El Sindicato Médico de Melilla (SMM) ha secundado este miércoles 18 de marzo la jornada de huelga médica convocada a nivel nacional por la Confederación Estatal de Sindicatos Médicos (CESM), con una concentración celebrada a las puertas del Hospital Universitario de Melilla y también en los centros de salud.
La movilización se enmarca dentro del calendario de huelga nacional previsto, al menos, hasta el próximo mes de junio, en protesta por el borrador del nuevo Estatuto Marco y la falta de negociación real por parte del Ministerio de Sanidad.
Desde el Sindicato Médico de Melilla se ha señalado que el seguimiento de la huelga ha estado condicionado por la elevada carga asistencial y los servicios mínimos establecidos. En la jornada de hoy, 27 médicos han estado designados como servicios mínimos, a los que se suman 10 profesionales salientes de guardia y 20 en situación de baja o vacaciones, lo que limita significativamente la capacidad real de secundar la huelga.
Durante la concentración, la presidenta del Sindicato Médico de Melilla, Elisabeth García Cortacero, ha trasladado a los medios el malestar del colectivo: “Los médicos seguimos manteniendo nuestras reivindicaciones de, por lo menos, que nuestras condiciones laborales se parezcan lo más posible al resto de categorías que nos acompañan en el sistema sanitario, o incluso al igual que los trabajadores del resto de profesiones”.
La presidenta del SMM ha puesto el foco especialmente en el modelo de jornada laboral y las guardias médicas: “Seguimos reiterando que la guardia de 24 horas es un abuso tanto para nuestra salud como para la salud de los pacientes, porque está más que demostrado, y hay evidencia científica que lo corrobora, que la guardia de 24 horas hace que los errores humanos sean más y nuestros pacientes, al final, sean los que sufren nuestro deterioro”.
Asimismo, ha subrayado el impacto en la conciliación familiar: “Nos cuesta mucho el tener que separarnos de nuestros hijos para dormir fuera de casa muchas veces al mes y para luego tener que estar con ellos al día siguiente bastante agotados. Creemos que en el siglo XXI este tipo de prácticas deberían terminar ya”.

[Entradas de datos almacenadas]
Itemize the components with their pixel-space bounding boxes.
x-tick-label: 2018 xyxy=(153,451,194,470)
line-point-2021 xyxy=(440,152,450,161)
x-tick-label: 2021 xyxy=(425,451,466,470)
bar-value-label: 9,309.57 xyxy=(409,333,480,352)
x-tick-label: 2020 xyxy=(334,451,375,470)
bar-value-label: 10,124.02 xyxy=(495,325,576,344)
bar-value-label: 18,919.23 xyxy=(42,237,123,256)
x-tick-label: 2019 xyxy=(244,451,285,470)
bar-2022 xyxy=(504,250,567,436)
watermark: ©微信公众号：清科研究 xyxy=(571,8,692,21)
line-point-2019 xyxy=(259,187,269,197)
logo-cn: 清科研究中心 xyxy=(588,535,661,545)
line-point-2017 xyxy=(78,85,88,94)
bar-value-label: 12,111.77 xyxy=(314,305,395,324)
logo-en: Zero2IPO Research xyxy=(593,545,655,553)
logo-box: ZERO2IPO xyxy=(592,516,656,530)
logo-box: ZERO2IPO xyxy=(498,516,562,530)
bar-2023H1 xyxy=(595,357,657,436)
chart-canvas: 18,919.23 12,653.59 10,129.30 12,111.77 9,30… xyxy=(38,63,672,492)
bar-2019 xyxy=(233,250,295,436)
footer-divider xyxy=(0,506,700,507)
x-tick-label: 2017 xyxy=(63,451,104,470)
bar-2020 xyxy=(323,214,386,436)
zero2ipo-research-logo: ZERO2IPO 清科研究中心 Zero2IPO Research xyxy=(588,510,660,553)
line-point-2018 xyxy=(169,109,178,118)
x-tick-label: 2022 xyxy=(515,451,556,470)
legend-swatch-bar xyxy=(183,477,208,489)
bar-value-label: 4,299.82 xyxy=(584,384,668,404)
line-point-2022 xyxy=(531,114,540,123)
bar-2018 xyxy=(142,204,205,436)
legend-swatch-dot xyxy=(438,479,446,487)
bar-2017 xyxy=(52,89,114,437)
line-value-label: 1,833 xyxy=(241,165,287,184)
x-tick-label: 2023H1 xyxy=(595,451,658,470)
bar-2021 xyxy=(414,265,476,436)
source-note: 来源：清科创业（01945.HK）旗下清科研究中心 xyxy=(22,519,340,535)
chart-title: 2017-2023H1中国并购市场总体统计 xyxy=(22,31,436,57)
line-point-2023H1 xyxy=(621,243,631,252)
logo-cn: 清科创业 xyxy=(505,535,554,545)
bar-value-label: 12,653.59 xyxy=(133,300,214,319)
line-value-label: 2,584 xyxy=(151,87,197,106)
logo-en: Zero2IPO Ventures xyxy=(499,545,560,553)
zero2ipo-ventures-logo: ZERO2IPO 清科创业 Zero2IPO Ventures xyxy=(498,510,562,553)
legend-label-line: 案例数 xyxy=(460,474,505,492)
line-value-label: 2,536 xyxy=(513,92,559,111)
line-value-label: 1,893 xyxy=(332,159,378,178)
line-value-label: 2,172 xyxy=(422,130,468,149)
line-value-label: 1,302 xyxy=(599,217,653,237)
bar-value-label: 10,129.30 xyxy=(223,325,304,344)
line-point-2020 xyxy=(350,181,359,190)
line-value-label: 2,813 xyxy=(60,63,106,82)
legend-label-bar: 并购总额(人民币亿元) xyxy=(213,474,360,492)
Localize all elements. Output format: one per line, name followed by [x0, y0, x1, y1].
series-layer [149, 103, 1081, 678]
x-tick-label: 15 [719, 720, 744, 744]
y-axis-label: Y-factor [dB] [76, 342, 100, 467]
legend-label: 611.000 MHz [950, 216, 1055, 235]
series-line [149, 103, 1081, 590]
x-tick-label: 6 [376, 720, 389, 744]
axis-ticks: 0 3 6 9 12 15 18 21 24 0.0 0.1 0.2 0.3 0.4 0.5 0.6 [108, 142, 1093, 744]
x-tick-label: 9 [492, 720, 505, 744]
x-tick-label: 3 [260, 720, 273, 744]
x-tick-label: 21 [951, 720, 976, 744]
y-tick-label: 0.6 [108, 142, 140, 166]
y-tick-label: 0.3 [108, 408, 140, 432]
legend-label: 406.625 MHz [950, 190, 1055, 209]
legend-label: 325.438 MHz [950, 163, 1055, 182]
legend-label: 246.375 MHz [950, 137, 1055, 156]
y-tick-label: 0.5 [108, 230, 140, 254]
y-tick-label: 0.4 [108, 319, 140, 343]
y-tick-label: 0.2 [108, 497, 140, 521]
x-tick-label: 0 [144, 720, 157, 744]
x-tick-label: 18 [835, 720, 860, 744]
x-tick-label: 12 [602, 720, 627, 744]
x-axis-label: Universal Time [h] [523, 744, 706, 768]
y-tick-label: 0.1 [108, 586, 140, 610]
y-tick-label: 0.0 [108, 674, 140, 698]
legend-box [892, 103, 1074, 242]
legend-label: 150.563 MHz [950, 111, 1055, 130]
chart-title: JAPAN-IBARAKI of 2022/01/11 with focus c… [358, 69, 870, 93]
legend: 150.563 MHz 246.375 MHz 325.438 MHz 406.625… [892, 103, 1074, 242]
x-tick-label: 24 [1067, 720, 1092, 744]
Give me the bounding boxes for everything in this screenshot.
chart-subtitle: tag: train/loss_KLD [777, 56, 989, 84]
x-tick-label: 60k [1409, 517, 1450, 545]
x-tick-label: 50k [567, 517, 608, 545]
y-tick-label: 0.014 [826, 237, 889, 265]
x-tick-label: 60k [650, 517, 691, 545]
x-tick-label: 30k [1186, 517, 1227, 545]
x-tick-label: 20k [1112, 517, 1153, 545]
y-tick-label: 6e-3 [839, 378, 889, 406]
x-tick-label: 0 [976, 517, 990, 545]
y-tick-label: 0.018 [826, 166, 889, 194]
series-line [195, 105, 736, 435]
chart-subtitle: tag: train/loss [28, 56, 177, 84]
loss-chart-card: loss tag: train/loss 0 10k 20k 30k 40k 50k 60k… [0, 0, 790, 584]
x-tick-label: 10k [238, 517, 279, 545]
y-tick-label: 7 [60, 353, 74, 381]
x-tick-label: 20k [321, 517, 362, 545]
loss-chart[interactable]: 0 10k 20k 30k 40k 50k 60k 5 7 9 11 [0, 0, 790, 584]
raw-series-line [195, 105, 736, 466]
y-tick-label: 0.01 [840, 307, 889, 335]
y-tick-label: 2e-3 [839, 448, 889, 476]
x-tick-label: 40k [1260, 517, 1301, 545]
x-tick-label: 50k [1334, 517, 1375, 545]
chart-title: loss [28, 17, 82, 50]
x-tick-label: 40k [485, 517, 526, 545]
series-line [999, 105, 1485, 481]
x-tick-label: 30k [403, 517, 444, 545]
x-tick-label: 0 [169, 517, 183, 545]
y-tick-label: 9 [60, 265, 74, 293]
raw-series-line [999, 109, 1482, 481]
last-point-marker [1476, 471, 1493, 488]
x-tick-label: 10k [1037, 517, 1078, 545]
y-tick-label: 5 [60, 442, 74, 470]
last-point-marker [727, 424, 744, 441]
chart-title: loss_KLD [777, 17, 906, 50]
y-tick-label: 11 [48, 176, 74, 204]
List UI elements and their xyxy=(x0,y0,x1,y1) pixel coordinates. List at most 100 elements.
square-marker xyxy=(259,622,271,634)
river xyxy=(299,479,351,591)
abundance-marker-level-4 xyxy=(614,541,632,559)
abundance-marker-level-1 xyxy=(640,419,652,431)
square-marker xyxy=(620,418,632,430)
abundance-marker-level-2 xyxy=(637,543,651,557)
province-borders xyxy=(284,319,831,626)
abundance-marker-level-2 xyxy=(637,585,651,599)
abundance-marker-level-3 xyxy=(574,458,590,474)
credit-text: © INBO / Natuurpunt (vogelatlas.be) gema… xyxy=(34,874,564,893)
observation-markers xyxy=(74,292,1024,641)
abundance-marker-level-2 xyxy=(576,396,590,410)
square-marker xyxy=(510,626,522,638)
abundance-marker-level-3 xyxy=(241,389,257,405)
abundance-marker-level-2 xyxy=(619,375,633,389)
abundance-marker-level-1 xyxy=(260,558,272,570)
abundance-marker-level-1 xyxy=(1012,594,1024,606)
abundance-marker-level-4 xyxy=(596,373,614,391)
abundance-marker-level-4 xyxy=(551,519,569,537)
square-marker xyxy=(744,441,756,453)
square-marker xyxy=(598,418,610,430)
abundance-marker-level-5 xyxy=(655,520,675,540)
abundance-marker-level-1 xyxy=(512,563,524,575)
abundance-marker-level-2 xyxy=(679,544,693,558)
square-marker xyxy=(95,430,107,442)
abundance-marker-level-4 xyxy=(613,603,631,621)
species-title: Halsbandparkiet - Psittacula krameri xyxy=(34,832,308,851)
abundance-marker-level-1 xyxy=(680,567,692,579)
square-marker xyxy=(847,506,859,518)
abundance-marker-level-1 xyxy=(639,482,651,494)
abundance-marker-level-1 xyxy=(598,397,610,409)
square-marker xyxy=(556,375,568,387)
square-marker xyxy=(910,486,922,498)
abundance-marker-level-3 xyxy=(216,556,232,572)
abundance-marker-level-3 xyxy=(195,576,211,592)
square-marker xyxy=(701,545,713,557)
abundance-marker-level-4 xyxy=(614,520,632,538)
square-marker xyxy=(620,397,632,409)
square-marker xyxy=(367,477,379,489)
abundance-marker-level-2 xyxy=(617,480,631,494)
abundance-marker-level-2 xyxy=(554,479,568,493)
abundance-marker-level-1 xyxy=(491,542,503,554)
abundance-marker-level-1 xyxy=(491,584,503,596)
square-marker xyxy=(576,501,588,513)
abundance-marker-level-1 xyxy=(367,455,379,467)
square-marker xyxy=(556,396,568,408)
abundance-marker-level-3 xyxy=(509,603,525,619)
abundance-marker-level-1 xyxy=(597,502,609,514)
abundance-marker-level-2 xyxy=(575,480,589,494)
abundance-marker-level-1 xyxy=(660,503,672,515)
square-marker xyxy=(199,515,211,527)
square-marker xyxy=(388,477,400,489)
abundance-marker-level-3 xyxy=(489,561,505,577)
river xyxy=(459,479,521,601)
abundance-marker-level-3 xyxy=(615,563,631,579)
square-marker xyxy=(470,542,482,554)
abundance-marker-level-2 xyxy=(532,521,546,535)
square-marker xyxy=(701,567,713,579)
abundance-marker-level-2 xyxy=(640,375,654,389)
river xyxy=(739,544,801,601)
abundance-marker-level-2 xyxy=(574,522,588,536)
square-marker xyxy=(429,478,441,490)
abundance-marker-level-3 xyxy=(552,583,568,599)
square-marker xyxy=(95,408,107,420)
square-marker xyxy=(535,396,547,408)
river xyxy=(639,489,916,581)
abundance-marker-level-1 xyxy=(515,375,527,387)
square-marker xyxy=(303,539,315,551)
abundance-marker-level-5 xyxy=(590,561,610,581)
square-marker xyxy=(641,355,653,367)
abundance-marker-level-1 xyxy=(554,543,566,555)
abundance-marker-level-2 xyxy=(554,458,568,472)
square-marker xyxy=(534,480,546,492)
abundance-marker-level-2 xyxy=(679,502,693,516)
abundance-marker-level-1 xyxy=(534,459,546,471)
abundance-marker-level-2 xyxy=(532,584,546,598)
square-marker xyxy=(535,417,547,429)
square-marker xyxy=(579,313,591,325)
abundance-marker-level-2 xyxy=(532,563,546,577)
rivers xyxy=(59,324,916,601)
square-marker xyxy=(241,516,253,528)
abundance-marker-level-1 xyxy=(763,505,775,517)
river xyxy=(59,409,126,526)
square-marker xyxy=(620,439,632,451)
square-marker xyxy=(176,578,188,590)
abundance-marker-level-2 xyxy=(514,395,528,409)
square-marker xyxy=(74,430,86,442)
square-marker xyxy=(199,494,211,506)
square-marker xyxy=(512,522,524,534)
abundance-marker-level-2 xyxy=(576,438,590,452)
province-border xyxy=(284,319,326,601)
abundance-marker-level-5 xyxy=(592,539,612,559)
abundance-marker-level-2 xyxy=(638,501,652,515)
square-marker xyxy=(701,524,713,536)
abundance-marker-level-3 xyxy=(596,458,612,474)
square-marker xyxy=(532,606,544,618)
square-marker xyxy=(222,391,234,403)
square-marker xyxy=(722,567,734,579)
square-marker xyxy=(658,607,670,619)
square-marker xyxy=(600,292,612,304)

§ **TAREAS POR REALIZAR**
A: Según el texto sobre la huelga médica en Melilla, ¿cuántos médicos estuvieron designados como servicios mínimos durante la jornada?
B: Prolonga el texto sobre la huelga médica en Melilla a partir de su última oración.

§ **TUS RESPUESTAS**
A: 27 médicos.

B:
En esta línea, ha insistido en la necesidad de adecuar la jornada a la normativa europea: “Apostamos por una jornada laboral de 35 horas, que incluso la legislación europea ya nos quiere imponer, y que actualmente no se está cumpliendo”. García Cortacero ha denunciado también la falta de diálogo con el Ministerio: “El Ministerio parece que no quiere sentarse a negociar con nosotros. Han negociado con otros sindicatos en los que apenas hay representación de médicos”.
En consonancia con lo manifestado por CESM, el colectivo médico insiste en la necesidad de abrir un espacio de negociación específico para los facultativos, así como abordar reformas estructurales en materia de jornada, clasificación profesional y condiciones laborales .
En cuanto a la incidencia de la jornada de paro, la presidenta ha explicado que: “Se ha cancelado mucha consulta. Hay pacientes en planta que no se han visto siempre y cuando no sean graves”. Ha detallado que las especialidades más afectadas han sido, entre otras, psiquiatría, pediatría, ginecología, digestivo, medicina interna y cardiología. No obstante, ha querido subrayar que la atención urgente y los procesos críticos se han mantenido: “Toda la atención urgente, pacientes inestables, oncológicos o diálisis, eso siempre se mantiene. Nosotros nunca jugamos con eso”.
El sindicato ha insistido en que las reivindicaciones del colectivo no buscan privilegios, sino garantizar condiciones laborales dignas que permitan mantener la calidad asistencial y la seguridad de los pacientes, en línea con lo defendido a nivel nacional por CESM.